● **WHAT IS EXPECTED**
Look through the records that follow. Copy every line containing the word "金秋助学".

● **RECORD EXCERPTS**
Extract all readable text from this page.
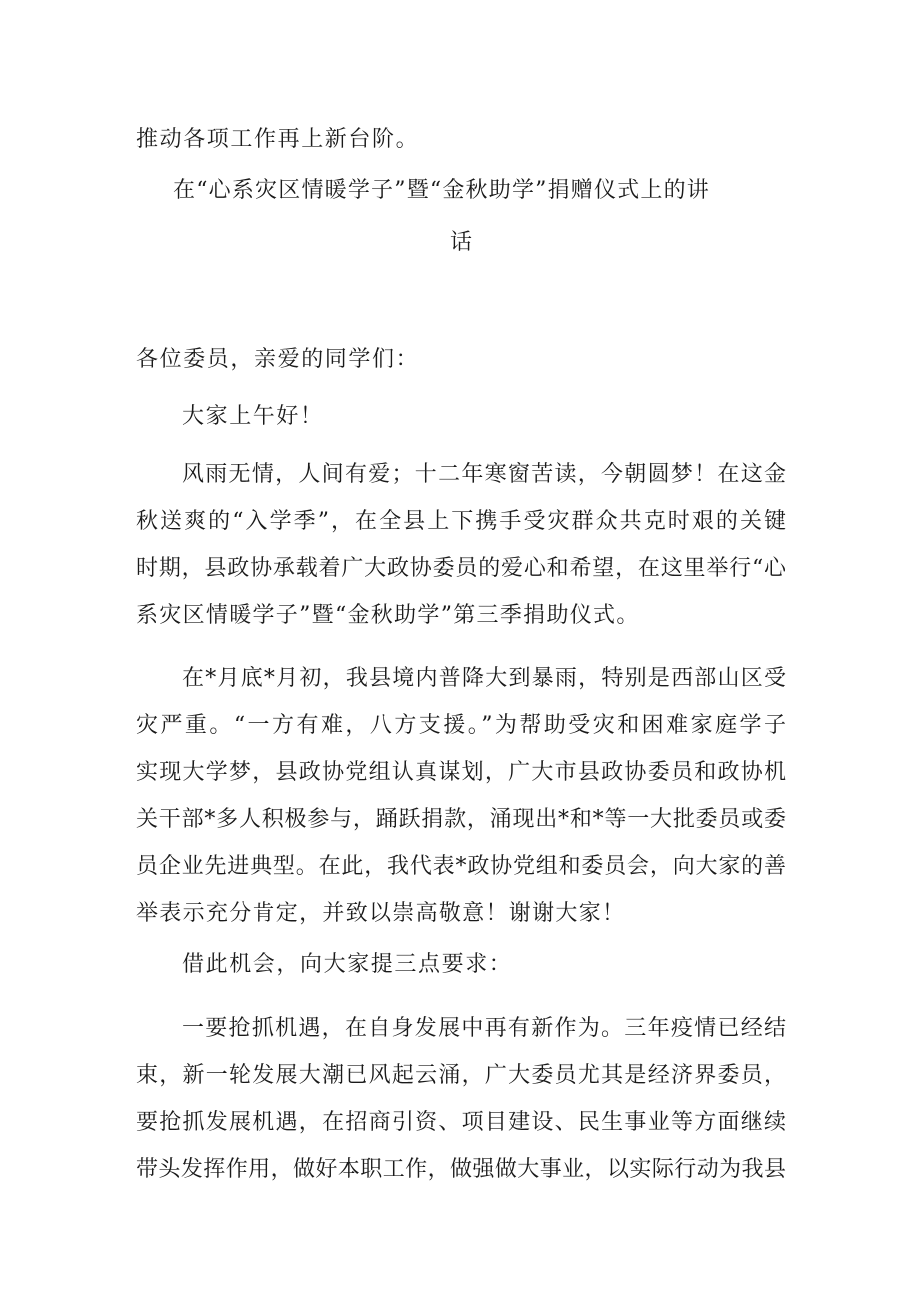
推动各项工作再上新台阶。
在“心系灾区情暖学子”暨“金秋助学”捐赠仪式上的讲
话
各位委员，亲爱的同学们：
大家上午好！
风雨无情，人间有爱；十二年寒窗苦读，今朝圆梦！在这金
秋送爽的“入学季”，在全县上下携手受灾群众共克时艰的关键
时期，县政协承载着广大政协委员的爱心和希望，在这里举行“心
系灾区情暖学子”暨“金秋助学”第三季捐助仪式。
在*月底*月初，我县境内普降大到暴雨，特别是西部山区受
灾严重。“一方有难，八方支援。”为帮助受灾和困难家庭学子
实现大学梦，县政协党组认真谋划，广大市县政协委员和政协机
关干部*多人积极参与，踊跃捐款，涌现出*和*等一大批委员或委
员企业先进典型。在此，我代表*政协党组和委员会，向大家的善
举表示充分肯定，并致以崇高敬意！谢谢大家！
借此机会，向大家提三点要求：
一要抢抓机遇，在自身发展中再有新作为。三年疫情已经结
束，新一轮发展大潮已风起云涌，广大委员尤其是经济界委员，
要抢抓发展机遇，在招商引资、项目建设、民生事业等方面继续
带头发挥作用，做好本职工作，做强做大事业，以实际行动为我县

● **WRITTEN ANSWER**
在“心系灾区情暖学子”暨“金秋助学”捐赠仪式上的讲
系灾区情暖学子”暨“金秋助学”第三季捐助仪式。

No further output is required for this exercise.